• Aim of the task: Copy every line of the records below that holds the word "conservative".

Data entries for graphics

====================

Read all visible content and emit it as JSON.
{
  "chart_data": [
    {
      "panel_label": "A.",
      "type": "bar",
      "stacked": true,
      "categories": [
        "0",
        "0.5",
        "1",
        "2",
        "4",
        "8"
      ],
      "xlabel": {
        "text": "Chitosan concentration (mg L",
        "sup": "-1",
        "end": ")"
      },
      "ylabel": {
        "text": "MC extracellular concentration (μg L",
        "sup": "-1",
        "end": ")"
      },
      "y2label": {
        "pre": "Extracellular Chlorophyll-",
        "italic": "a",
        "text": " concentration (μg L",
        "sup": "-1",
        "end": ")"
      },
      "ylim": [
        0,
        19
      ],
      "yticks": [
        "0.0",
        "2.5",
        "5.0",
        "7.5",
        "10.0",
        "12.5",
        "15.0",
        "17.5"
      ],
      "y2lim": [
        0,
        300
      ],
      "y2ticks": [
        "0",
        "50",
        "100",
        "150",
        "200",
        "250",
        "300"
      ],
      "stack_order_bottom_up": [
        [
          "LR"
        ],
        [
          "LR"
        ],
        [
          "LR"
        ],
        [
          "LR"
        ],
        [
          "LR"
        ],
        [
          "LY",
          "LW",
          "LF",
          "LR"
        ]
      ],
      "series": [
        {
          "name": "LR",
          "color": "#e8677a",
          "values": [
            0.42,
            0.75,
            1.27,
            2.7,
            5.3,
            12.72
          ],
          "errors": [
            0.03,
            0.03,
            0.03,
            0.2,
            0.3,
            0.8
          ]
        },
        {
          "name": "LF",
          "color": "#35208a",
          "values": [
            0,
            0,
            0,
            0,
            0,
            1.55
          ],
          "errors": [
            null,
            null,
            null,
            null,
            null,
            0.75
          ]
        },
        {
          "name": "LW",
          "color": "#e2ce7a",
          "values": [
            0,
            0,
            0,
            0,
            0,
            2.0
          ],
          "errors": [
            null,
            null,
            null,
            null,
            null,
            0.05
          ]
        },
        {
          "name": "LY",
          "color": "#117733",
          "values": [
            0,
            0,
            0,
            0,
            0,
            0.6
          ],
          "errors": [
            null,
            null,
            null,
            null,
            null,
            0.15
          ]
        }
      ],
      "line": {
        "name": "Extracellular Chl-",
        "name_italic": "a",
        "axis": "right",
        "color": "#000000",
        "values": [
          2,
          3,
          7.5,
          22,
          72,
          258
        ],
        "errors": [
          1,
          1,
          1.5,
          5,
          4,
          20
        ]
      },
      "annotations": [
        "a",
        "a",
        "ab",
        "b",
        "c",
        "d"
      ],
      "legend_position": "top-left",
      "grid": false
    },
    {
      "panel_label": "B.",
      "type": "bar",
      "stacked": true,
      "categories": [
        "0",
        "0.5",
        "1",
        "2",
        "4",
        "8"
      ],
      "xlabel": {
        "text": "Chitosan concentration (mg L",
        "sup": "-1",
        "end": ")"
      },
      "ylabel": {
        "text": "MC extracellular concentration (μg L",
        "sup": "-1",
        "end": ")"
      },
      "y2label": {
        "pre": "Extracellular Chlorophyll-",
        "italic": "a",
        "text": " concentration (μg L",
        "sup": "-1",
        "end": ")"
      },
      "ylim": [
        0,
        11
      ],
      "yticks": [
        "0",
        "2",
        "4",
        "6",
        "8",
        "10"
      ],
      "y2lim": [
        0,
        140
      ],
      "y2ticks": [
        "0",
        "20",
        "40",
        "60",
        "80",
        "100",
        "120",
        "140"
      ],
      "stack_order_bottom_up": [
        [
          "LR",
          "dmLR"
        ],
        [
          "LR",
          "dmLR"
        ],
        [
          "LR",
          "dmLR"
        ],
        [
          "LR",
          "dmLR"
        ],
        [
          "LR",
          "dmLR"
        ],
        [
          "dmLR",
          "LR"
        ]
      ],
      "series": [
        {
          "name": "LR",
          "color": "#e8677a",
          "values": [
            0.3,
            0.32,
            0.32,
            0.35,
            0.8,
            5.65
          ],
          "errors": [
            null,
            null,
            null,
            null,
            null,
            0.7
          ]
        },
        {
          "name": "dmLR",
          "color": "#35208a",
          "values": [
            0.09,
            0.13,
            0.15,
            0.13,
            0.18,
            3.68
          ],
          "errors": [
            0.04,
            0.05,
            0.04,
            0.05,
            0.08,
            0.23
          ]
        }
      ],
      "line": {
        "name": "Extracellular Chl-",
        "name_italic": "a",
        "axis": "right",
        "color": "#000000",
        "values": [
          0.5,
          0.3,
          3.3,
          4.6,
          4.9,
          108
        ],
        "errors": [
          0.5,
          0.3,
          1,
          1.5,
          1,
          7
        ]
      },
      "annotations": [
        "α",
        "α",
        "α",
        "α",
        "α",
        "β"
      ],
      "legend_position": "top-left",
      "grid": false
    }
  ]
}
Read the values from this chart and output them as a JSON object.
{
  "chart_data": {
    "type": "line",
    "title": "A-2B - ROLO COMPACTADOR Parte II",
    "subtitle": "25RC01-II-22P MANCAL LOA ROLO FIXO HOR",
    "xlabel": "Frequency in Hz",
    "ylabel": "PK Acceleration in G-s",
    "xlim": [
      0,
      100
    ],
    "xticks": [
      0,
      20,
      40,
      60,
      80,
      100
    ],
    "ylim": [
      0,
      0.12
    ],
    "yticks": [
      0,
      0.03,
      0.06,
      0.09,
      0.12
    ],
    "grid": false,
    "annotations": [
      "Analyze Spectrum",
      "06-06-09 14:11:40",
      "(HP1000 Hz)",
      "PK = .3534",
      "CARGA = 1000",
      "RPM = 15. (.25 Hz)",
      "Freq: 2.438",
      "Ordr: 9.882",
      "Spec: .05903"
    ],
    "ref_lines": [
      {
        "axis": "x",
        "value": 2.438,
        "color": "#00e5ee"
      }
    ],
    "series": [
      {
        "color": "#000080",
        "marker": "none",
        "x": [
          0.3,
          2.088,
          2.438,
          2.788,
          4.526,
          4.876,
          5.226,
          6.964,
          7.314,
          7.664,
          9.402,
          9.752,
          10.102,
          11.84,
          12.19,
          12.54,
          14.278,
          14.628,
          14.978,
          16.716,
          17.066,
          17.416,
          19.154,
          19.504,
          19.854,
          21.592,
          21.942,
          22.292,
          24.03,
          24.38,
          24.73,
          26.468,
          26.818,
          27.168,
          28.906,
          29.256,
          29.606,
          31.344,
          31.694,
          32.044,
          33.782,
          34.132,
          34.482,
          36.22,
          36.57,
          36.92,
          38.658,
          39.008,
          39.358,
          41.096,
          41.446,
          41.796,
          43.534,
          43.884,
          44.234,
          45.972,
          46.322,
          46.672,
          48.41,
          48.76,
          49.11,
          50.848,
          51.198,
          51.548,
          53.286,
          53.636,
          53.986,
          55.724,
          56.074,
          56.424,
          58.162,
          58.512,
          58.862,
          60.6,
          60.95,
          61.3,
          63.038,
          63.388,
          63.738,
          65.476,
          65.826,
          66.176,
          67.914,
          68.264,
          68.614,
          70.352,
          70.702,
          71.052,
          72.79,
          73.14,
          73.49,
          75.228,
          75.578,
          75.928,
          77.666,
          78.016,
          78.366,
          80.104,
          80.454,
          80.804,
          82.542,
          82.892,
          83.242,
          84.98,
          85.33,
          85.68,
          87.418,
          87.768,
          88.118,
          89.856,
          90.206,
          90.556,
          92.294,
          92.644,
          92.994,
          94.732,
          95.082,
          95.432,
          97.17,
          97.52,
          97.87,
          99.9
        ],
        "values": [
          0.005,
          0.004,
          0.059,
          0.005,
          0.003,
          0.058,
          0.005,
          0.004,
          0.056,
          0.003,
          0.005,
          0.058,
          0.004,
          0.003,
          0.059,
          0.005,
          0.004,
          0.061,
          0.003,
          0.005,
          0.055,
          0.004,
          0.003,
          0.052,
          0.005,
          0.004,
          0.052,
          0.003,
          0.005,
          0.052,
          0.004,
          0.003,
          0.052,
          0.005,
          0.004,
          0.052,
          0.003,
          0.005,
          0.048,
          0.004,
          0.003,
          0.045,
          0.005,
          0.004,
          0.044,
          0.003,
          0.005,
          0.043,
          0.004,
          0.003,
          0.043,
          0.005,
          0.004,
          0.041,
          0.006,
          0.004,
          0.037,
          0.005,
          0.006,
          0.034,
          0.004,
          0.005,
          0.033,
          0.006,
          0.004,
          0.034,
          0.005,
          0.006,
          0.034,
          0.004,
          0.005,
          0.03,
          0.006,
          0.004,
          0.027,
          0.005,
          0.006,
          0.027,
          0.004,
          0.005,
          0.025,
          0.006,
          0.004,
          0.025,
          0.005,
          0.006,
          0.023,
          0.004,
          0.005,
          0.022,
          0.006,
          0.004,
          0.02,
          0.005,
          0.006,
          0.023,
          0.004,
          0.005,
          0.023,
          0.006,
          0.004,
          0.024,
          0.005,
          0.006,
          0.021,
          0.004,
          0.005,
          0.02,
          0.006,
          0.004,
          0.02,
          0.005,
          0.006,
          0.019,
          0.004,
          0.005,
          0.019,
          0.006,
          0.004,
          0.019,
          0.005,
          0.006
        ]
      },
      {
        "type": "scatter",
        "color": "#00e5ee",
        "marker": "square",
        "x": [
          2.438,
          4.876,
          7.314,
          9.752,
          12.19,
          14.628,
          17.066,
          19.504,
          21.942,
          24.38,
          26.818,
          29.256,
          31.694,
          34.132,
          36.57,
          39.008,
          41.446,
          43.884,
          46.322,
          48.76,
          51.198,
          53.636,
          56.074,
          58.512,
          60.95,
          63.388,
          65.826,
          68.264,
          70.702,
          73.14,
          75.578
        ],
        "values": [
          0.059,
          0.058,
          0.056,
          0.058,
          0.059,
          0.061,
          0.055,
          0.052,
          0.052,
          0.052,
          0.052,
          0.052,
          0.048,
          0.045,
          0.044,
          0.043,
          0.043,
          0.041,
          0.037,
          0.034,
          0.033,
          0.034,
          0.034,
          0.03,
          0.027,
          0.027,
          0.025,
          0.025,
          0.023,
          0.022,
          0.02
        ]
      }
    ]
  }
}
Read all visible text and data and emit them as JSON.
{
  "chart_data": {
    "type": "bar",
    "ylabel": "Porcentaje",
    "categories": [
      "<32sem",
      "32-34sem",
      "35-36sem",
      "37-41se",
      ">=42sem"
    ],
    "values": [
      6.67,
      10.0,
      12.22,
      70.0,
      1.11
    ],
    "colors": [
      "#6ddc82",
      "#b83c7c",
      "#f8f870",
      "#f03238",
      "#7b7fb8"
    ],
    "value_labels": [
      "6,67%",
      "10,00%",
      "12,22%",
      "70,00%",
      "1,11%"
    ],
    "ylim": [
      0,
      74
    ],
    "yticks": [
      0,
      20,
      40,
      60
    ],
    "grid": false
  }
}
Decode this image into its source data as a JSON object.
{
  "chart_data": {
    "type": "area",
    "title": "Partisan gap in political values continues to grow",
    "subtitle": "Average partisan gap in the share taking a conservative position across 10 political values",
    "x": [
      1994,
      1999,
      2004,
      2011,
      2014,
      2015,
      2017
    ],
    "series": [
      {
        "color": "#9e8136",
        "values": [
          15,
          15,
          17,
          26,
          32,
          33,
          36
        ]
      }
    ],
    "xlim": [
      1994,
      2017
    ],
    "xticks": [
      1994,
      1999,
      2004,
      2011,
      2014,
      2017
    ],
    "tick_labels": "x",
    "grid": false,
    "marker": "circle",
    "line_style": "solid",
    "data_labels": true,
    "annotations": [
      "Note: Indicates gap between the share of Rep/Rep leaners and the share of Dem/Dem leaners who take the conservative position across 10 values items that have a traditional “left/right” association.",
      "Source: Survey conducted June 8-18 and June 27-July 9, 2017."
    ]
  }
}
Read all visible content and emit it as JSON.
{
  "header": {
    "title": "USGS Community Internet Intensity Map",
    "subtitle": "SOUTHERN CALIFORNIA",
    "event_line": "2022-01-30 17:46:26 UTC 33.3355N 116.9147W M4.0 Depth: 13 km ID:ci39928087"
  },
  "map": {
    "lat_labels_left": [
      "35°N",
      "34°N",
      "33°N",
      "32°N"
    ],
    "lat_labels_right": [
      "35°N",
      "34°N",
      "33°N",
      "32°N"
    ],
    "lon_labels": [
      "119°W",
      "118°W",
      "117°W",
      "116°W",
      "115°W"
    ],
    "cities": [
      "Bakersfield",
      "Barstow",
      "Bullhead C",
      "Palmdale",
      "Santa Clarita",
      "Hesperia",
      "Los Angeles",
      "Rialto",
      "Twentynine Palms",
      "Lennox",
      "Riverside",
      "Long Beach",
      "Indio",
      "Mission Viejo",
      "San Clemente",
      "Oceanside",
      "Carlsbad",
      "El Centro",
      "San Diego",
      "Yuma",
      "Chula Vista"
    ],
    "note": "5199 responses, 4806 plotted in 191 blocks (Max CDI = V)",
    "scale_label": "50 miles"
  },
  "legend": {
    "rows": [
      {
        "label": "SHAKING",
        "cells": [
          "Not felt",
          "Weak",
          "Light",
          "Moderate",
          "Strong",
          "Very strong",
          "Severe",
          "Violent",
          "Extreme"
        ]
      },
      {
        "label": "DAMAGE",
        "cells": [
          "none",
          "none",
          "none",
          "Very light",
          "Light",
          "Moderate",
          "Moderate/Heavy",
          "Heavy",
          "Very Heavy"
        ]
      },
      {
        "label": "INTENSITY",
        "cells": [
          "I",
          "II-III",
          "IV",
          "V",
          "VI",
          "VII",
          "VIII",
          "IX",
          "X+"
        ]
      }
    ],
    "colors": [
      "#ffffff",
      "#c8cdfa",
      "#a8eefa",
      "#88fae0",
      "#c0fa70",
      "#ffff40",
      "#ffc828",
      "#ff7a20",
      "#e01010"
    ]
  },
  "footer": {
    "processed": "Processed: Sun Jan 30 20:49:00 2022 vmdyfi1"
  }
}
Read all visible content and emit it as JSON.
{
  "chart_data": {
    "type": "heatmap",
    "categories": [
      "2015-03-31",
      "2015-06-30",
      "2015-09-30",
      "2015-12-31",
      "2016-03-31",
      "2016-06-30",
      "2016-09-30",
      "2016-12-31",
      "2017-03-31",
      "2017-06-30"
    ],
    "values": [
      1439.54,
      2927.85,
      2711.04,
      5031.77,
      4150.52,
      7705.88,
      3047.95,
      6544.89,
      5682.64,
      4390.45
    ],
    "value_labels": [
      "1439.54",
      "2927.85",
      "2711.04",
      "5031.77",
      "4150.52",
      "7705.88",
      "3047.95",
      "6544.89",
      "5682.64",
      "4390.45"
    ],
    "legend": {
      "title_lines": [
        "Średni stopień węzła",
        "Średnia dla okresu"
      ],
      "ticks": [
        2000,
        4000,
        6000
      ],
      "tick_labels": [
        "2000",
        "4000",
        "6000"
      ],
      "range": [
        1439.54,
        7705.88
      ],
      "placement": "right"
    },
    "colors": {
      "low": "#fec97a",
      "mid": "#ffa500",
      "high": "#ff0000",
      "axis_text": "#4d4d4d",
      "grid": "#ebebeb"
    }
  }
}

====================

• Correct response:
    "subtitle": "Average partisan gap in the share taking a conservative position across 10 political values",
      "Note: Indicates gap between the share of Rep/Rep leaners and the share of Dem/Dem leaners who take the conservative position across 10 values items that have a traditional “left/right” association.",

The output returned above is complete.